▶ **Task instructions**
A – In the chapter summary, toward what destination is the Prine family traveling by wagon when the novel opens?
B – Present the records from their first line through the line containing "molecule-icon <box>354 82 440 108</box>" as a Markdown table with the columns Row and Record line. Number each row and omit blank lines.
[start Provided passage]
Chapter 1 Summary: “July 22, 1881”-“September 30, 1881”

Content Warning: The novel uses the term “Indians” to refer to Indigenous Americans. The study guide uses the term “Indian” in the summary material to follow the term used in the book; elsewhere, it refers to Indigenous people. The novel also includes episodes of rape and murder.

The novel opens as Sarah Prine and her family (Mama, Papa, and brothers Ernest, Albert, Harland, and Clover) are traveling by wagon toward San Angelo, Texas Territory. The Prines owned a horse ranch in Western New Mexico Territory, but one day Papa decided the family should sell their home, round up their livestock, and set off for greener pastures.
[end Provided passage]
[start Data entries]
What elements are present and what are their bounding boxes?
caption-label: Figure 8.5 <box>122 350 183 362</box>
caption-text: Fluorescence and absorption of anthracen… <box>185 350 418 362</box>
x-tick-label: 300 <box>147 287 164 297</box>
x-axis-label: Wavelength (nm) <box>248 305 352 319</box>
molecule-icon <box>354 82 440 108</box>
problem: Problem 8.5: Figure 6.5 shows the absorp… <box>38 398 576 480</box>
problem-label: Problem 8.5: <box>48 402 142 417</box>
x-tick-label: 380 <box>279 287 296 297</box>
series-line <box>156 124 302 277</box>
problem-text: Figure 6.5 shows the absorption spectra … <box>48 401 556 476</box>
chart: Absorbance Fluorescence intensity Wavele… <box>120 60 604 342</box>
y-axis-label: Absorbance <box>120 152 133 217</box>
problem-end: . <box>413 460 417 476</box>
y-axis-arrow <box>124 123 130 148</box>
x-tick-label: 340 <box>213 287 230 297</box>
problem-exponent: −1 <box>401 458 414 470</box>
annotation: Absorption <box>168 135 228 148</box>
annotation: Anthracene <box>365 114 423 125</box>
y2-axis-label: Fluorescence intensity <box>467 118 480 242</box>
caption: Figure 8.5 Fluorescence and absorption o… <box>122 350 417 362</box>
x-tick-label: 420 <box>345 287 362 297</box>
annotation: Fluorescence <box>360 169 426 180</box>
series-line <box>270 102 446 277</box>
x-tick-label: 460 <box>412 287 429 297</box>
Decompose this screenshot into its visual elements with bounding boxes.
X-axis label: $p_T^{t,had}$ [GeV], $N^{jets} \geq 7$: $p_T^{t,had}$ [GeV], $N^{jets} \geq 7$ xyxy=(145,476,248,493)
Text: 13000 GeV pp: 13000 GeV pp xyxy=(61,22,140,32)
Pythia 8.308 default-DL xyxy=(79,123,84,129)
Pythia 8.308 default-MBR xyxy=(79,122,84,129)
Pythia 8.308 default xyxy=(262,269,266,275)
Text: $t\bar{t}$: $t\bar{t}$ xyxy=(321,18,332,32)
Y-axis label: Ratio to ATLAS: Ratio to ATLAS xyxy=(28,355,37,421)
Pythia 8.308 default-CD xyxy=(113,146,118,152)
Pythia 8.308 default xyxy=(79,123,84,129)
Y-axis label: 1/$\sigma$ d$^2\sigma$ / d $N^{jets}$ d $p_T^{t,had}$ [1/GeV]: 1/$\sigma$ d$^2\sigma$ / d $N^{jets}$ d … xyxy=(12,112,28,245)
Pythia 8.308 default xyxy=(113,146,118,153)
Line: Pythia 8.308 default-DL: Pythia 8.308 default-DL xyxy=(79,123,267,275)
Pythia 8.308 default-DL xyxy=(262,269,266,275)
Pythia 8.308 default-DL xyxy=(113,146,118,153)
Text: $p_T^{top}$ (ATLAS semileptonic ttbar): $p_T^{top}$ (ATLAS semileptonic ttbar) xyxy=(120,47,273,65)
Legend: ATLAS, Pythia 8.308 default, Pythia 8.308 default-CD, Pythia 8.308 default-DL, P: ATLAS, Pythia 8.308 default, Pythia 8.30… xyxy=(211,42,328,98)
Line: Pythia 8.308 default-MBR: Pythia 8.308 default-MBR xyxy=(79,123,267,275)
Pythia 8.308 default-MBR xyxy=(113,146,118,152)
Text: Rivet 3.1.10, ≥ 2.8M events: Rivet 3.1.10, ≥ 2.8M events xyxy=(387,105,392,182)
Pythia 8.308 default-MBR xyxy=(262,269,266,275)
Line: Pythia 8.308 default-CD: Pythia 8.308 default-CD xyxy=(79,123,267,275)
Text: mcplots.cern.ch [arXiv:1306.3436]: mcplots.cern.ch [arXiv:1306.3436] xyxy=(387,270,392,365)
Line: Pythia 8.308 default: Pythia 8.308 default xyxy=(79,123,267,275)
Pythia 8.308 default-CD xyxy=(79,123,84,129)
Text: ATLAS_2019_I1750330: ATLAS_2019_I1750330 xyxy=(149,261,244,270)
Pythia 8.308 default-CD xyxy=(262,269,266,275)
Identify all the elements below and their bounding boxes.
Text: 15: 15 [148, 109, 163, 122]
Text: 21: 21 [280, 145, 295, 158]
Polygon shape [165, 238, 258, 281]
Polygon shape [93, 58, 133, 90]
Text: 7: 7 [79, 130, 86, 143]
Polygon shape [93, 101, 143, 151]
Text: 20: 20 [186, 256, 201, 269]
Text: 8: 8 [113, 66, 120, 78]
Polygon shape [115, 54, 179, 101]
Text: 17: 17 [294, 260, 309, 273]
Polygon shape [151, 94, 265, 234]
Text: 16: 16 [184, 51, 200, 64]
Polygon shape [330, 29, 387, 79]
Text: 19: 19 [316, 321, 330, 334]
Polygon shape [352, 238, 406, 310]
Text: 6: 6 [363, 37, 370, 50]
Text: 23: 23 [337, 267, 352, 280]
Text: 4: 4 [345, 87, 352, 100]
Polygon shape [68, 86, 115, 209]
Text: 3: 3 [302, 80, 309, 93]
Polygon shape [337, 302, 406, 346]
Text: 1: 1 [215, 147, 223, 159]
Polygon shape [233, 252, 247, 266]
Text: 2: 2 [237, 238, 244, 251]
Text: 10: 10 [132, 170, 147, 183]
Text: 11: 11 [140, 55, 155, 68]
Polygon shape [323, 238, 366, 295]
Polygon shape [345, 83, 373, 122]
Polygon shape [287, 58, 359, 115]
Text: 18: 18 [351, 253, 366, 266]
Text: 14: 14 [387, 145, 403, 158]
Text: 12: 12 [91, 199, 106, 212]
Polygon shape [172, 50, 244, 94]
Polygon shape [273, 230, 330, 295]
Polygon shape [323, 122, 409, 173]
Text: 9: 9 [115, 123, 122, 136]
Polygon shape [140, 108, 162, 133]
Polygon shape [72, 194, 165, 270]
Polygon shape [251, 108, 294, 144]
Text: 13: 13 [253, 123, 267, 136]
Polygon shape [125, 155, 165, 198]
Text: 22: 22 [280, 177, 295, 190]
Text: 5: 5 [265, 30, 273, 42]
[end Data entries]
▶ **Problem solutions**
A – San Angelo, Texas Territory.

B –
| Row | Record line |
|---|---|
| 1 | What elements are present and what are their bounding boxes? |
| 2 | caption-label: Figure 8.5 <box>122 350 183 362</box> |
| 3 | caption-text: Fluorescence and absorption of anthracen… <box>185 350 418 362</box> |
| 4 | x-tick-label: 300 <box>147 287 164 297</box> |
| 5 | x-axis-label: Wavelength (nm) <box>248 305 352 319</box> |
| 6 | molecule-icon <box>354 82 440 108</box> |